• **Problem**
Can you set out every line of the records below as a Markdown table with two columns, No. and Entry, numbering each row and dropping any blank lines?

--- START ---

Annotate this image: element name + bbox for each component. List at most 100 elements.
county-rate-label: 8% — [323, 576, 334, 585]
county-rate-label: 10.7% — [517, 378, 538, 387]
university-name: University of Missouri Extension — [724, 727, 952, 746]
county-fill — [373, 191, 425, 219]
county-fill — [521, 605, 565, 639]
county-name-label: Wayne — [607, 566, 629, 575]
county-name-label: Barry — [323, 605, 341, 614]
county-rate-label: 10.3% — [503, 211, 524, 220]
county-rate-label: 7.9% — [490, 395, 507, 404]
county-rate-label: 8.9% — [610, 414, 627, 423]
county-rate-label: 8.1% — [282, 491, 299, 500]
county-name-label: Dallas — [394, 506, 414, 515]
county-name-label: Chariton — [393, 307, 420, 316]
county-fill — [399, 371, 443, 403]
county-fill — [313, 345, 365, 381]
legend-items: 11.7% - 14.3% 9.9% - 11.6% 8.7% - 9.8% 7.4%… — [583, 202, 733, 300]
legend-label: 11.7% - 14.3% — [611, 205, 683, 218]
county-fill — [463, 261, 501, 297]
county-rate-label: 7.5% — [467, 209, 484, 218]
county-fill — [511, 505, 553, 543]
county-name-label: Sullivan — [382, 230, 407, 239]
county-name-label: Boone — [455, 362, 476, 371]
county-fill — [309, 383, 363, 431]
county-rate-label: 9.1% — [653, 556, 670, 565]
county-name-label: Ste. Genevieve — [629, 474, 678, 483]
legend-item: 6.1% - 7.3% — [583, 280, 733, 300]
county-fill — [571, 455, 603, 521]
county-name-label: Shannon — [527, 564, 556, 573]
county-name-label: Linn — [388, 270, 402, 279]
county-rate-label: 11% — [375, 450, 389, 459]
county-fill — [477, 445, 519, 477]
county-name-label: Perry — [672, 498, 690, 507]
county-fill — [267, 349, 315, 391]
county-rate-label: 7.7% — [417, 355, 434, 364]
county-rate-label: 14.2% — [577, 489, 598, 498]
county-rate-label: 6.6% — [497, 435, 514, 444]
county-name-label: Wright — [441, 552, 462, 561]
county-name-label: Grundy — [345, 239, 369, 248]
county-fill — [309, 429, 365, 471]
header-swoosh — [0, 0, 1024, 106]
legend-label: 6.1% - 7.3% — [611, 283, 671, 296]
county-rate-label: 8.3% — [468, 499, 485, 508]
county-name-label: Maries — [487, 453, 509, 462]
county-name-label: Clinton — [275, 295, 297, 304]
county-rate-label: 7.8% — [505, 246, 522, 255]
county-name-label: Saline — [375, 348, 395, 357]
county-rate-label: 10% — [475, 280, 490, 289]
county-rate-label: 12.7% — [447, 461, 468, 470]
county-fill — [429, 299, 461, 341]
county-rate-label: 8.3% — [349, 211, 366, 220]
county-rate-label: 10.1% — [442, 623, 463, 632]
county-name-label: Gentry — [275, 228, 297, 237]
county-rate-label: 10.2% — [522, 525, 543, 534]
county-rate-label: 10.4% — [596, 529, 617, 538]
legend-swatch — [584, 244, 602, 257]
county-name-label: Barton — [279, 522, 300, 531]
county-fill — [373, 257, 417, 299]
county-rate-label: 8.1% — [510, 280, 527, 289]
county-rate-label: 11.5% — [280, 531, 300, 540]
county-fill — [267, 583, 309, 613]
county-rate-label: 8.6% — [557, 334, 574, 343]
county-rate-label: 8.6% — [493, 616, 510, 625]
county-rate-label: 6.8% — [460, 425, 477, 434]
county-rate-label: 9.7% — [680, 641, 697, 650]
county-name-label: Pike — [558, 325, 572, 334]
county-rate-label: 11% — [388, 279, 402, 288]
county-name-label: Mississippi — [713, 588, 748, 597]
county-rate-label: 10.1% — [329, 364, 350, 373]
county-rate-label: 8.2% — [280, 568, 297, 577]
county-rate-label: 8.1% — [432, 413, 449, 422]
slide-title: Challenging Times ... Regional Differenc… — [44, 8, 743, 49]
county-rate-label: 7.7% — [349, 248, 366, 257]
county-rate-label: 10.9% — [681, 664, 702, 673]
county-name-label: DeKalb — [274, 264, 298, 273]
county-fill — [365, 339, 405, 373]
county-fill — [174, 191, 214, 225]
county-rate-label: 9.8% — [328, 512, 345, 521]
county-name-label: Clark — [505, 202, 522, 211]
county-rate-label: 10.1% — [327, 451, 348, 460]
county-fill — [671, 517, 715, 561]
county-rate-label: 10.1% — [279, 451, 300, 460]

--- END ---

• **Task response**
| No. | Entry |
|---|---|
| 1 | Annotate this image: element name + bbox for each component. List at most 100 elements. |
| 2 | county-rate-label: 8% — [323, 576, 334, 585] |
| 3 | county-rate-label: 10.7% — [517, 378, 538, 387] |
| 4 | university-name: University of Missouri Extension — [724, 727, 952, 746] |
| 5 | county-fill — [373, 191, 425, 219] |
| 6 | county-fill — [521, 605, 565, 639] |
| 7 | county-name-label: Wayne — [607, 566, 629, 575] |
| 8 | county-name-label: Barry — [323, 605, 341, 614] |
| 9 | county-rate-label: 10.3% — [503, 211, 524, 220] |
| 10 | county-rate-label: 7.9% — [490, 395, 507, 404] |
| 11 | county-rate-label: 8.9% — [610, 414, 627, 423] |
| 12 | county-rate-label: 8.1% — [282, 491, 299, 500] |
| 13 | county-name-label: Dallas — [394, 506, 414, 515] |
| 14 | county-name-label: Chariton — [393, 307, 420, 316] |
| 15 | county-fill — [399, 371, 443, 403] |
| 16 | county-fill — [313, 345, 365, 381] |
| 17 | legend-items: 11.7% - 14.3% 9.9% - 11.6% 8.7% - 9.8% 7.4%… — [583, 202, 733, 300] |
| 18 | legend-label: 11.7% - 14.3% — [611, 205, 683, 218] |
| 19 | county-fill — [463, 261, 501, 297] |
| 20 | county-rate-label: 7.5% — [467, 209, 484, 218] |
| 21 | county-fill — [511, 505, 553, 543] |
| 22 | county-name-label: Sullivan — [382, 230, 407, 239] |
| 23 | county-name-label: Boone — [455, 362, 476, 371] |
| 24 | county-fill — [309, 383, 363, 431] |
| 25 | county-rate-label: 9.1% — [653, 556, 670, 565] |
| 26 | county-name-label: Ste. Genevieve — [629, 474, 678, 483] |
| 27 | legend-item: 6.1% - 7.3% — [583, 280, 733, 300] |
| 28 | county-fill — [571, 455, 603, 521] |
| 29 | county-name-label: Shannon — [527, 564, 556, 573] |
| 30 | county-name-label: Linn — [388, 270, 402, 279] |
| 31 | county-rate-label: 11% — [375, 450, 389, 459] |
| 32 | county-fill — [477, 445, 519, 477] |
| 33 | county-name-label: Perry — [672, 498, 690, 507] |
| 34 | county-fill — [267, 349, 315, 391] |
| 35 | county-rate-label: 7.7% — [417, 355, 434, 364] |
| 36 | county-rate-label: 14.2% — [577, 489, 598, 498] |
| 37 | county-rate-label: 6.6% — [497, 435, 514, 444] |
| 38 | county-name-label: Wright — [441, 552, 462, 561] |
| 39 | county-name-label: Grundy — [345, 239, 369, 248] |
| 40 | county-fill — [309, 429, 365, 471] |
| 41 | header-swoosh — [0, 0, 1024, 106] |
| 42 | legend-label: 6.1% - 7.3% — [611, 283, 671, 296] |
| 43 | county-rate-label: 8.3% — [468, 499, 485, 508] |
| 44 | county-name-label: Maries — [487, 453, 509, 462] |
| 45 | county-name-label: Clinton — [275, 295, 297, 304] |
| 46 | county-rate-label: 7.8% — [505, 246, 522, 255] |
| 47 | county-name-label: Saline — [375, 348, 395, 357] |
| 48 | county-rate-label: 10% — [475, 280, 490, 289] |
| 49 | county-rate-label: 12.7% — [447, 461, 468, 470] |
| 50 | county-fill — [429, 299, 461, 341] |
| 51 | county-rate-label: 8.3% — [349, 211, 366, 220] |
| 52 | county-rate-label: 10.1% — [442, 623, 463, 632] |
| 53 | county-name-label: Gentry — [275, 228, 297, 237] |
| 54 | county-rate-label: 10.2% — [522, 525, 543, 534] |
| 55 | county-rate-label: 10.4% — [596, 529, 617, 538] |
| 56 | legend-swatch — [584, 244, 602, 257] |
| 57 | county-name-label: Barton — [279, 522, 300, 531] |
| 58 | county-fill — [373, 257, 417, 299] |
| 59 | county-rate-label: 8.1% — [510, 280, 527, 289] |
| 60 | county-rate-label: 11.5% — [280, 531, 300, 540] |
| 61 | county-fill — [267, 583, 309, 613] |
| 62 | county-rate-label: 8.6% — [557, 334, 574, 343] |
| 63 | county-rate-label: 8.6% — [493, 616, 510, 625] |
| 64 | county-rate-label: 6.8% — [460, 425, 477, 434] |
| 65 | county-rate-label: 9.7% — [680, 641, 697, 650] |
| 66 | county-name-label: Pike — [558, 325, 572, 334] |
| 67 | county-rate-label: 11% — [388, 279, 402, 288] |
| 68 | county-name-label: Mississippi — [713, 588, 748, 597] |
| 69 | county-rate-label: 10.1% — [329, 364, 350, 373] |
| 70 | county-rate-label: 8.2% — [280, 568, 297, 577] |
| 71 | county-rate-label: 8.1% — [432, 413, 449, 422] |
| 72 | slide-title: Challenging Times ... Regional Differenc… — [44, 8, 743, 49] |
| 73 | county-rate-label: 7.7% — [349, 248, 366, 257] |
| 74 | county-rate-label: 10.9% — [681, 664, 702, 673] |
| 75 | county-name-label: DeKalb — [274, 264, 298, 273] |
| 76 | county-fill — [365, 339, 405, 373] |
| 77 | county-fill — [174, 191, 214, 225] |
| 78 | county-rate-label: 9.8% — [328, 512, 345, 521] |
| 79 | county-name-label: Clark — [505, 202, 522, 211] |
| 80 | county-rate-label: 10.1% — [327, 451, 348, 460] |
| 81 | county-fill — [671, 517, 715, 561] |
| 82 | county-rate-label: 10.1% — [279, 451, 300, 460] |